**INFORMATION PROVIDED**
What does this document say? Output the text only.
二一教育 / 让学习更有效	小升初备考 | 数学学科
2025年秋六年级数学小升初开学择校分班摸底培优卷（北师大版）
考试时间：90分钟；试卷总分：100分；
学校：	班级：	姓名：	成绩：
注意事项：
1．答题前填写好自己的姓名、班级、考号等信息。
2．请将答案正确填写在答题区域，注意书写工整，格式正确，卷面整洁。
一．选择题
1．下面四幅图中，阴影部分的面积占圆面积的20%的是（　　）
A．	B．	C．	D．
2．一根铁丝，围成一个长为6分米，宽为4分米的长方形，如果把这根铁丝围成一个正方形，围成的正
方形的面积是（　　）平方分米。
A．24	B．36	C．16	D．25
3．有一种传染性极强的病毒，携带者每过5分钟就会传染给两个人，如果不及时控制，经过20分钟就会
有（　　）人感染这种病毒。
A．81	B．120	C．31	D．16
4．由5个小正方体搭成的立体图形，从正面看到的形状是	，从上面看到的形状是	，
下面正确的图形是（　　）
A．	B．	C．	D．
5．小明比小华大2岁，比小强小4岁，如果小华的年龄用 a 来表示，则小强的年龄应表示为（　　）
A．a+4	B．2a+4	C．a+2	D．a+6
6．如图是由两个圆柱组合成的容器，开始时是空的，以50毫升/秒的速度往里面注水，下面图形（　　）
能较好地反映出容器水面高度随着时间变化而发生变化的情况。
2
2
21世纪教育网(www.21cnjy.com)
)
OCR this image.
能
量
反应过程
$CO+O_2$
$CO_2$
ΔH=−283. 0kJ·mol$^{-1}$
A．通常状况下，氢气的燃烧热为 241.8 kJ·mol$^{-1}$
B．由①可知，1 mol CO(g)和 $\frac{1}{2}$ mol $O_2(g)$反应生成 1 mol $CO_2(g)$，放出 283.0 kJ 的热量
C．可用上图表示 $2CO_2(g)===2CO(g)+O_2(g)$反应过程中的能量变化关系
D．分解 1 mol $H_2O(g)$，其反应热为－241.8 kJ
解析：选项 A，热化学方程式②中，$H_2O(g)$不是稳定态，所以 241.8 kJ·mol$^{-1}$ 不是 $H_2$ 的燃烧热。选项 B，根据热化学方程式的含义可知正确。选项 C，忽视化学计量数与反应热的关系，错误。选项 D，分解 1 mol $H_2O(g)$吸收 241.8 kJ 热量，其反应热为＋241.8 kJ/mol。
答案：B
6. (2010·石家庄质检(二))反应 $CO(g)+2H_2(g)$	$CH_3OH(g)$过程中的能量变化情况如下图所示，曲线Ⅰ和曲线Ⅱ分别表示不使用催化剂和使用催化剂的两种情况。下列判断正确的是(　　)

**REQUIREMENT**
Copy every record above exactly as it appears.

**SOLUTION TO THIS TASK**
What does this document say? Output the text only.
二一教育 / 让学习更有效	小升初备考 | 数学学科
2025年秋六年级数学小升初开学择校分班摸底培优卷（北师大版）
考试时间：90分钟；试卷总分：100分；
学校：	班级：	姓名：	成绩：
注意事项：
1．答题前填写好自己的姓名、班级、考号等信息。
2．请将答案正确填写在答题区域，注意书写工整，格式正确，卷面整洁。
一．选择题
1．下面四幅图中，阴影部分的面积占圆面积的20%的是（　　）
A．	B．	C．	D．
2．一根铁丝，围成一个长为6分米，宽为4分米的长方形，如果把这根铁丝围成一个正方形，围成的正
方形的面积是（　　）平方分米。
A．24	B．36	C．16	D．25
3．有一种传染性极强的病毒，携带者每过5分钟就会传染给两个人，如果不及时控制，经过20分钟就会
有（　　）人感染这种病毒。
A．81	B．120	C．31	D．16
4．由5个小正方体搭成的立体图形，从正面看到的形状是	，从上面看到的形状是	，
下面正确的图形是（　　）
A．	B．	C．	D．
5．小明比小华大2岁，比小强小4岁，如果小华的年龄用 a 来表示，则小强的年龄应表示为（　　）
A．a+4	B．2a+4	C．a+2	D．a+6
6．如图是由两个圆柱组合成的容器，开始时是空的，以50毫升/秒的速度往里面注水，下面图形（　　）
能较好地反映出容器水面高度随着时间变化而发生变化的情况。
2
2
21世纪教育网(www.21cnjy.com)
)
OCR this image.
能
量
反应过程
$CO+O_2$
$CO_2$
ΔH=−283. 0kJ·mol$^{-1}$
A．通常状况下，氢气的燃烧热为 241.8 kJ·mol$^{-1}$
B．由①可知，1 mol CO(g)和 $\frac{1}{2}$ mol $O_2(g)$反应生成 1 mol $CO_2(g)$，放出 283.0 kJ 的热量
C．可用上图表示 $2CO_2(g)===2CO(g)+O_2(g)$反应过程中的能量变化关系
D．分解 1 mol $H_2O(g)$，其反应热为－241.8 kJ
解析：选项 A，热化学方程式②中，$H_2O(g)$不是稳定态，所以 241.8 kJ·mol$^{-1}$ 不是 $H_2$ 的燃烧热。选项 B，根据热化学方程式的含义可知正确。选项 C，忽视化学计量数与反应热的关系，错误。选项 D，分解 1 mol $H_2O(g)$吸收 241.8 kJ 热量，其反应热为＋241.8 kJ/mol。
答案：B
6. (2010·石家庄质检(二))反应 $CO(g)+2H_2(g)$	$CH_3OH(g)$过程中的能量变化情况如下图所示，曲线Ⅰ和曲线Ⅱ分别表示不使用催化剂和使用催化剂的两种情况。下列判断正确的是(　　)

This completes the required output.